START ENTRIES PROVIDED

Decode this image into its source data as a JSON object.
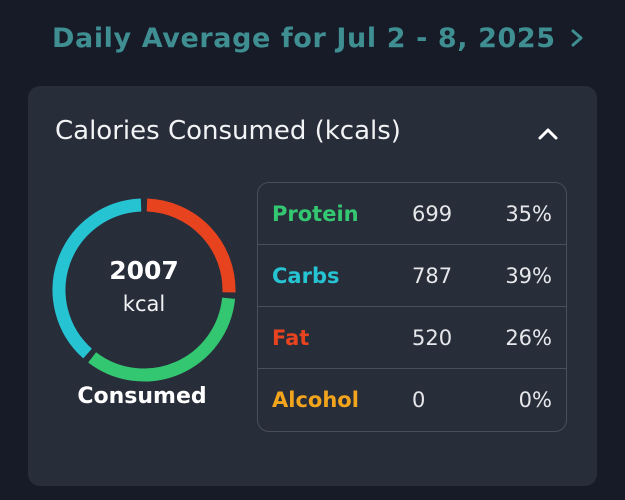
{
  "header": {
    "title": "Daily Average for Jul 2 - 8, 2025",
    "accent": "#3f8f92"
  },
  "card": {
    "title": "Calories Consumed (kcals)",
    "collapse_icon": "chevron-up-icon"
  },
  "ring": {
    "value": "2007",
    "unit": "kcal",
    "caption": "Consumed",
    "segments": [
      {
        "name": "Fat",
        "fraction": 0.26,
        "color": "#e8431f"
      },
      {
        "name": "Protein",
        "fraction": 0.35,
        "color": "#34c772"
      },
      {
        "name": "Carbs",
        "fraction": 0.39,
        "color": "#26c3d3"
      }
    ]
  },
  "macros": [
    {
      "name": "Protein",
      "kcal": "699",
      "pct": "35%",
      "color": "#34c772"
    },
    {
      "name": "Carbs",
      "kcal": "787",
      "pct": "39%",
      "color": "#26c3d3"
    },
    {
      "name": "Fat",
      "kcal": "520",
      "pct": "26%",
      "color": "#e8431f"
    },
    {
      "name": "Alcohol",
      "kcal": "0",
      "pct": "0%",
      "color": "#f2a51c"
    }
  ]
}
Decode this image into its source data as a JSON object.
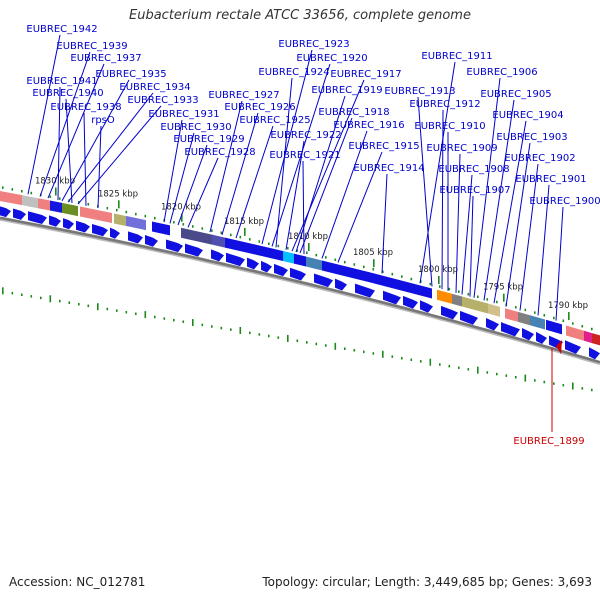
{
  "title": "Eubacterium rectale ATCC 33656, complete genome",
  "footer": {
    "accession": "Accession: NC_012781",
    "topology": "Topology: circular; Length: 3,449,685 bp; Genes: 3,693"
  },
  "scale": {
    "units": "kbp",
    "ticks": [
      "1830 kbp",
      "1825 kbp",
      "1820 kbp",
      "1815 kbp",
      "1810 kbp",
      "1805 kbp",
      "1800 kbp",
      "1795 kbp",
      "1790 kbp"
    ]
  },
  "genes": [
    "EUBREC_1942",
    "EUBREC_1939",
    "EUBREC_1937",
    "EUBREC_1935",
    "EUBREC_1941",
    "EUBREC_1934",
    "EUBREC_1940",
    "EUBREC_1933",
    "EUBREC_1938",
    "rpsO",
    "EUBREC_1931",
    "EUBREC_1930",
    "EUBREC_1929",
    "EUBREC_1928",
    "EUBREC_1927",
    "EUBREC_1926",
    "EUBREC_1925",
    "EUBREC_1923",
    "EUBREC_1920",
    "EUBREC_1924",
    "EUBREC_1917",
    "EUBREC_1919",
    "EUBREC_1918",
    "EUBREC_1922",
    "EUBREC_1916",
    "EUBREC_1921",
    "EUBREC_1915",
    "EUBREC_1914",
    "EUBREC_1911",
    "EUBREC_1906",
    "EUBREC_1913",
    "EUBREC_1912",
    "EUBREC_1905",
    "EUBREC_1910",
    "EUBREC_1904",
    "EUBREC_1909",
    "EUBREC_1903",
    "EUBREC_1908",
    "EUBREC_1902",
    "EUBREC_1907",
    "EUBREC_1901",
    "EUBREC_1900"
  ],
  "highlighted_gene": "EUBREC_1899",
  "colors": {
    "gene_label": "#0000cc",
    "highlight_label": "#cc0000",
    "gene_arrow": "#1010e0",
    "tick": "#1a8a1a",
    "backbone": "#888888"
  }
}
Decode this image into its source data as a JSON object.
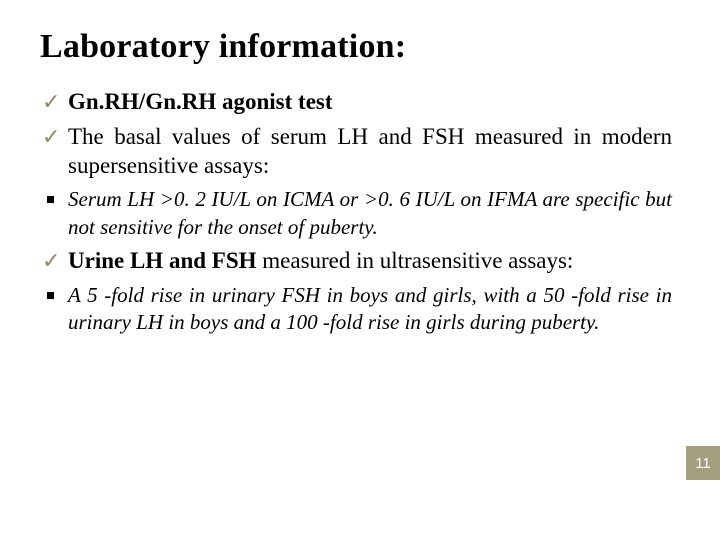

END ENTRIES PROVIDED

The answer must be all the lines above that hold the word "name".

WRITTEN SOLUTION:
        "name": "Fat",
        "name": "Protein",
        "name": "Carbs",
      "name": "Protein",
      "name": "Carbs",
      "name": "Fat",
      "name": "Alcohol",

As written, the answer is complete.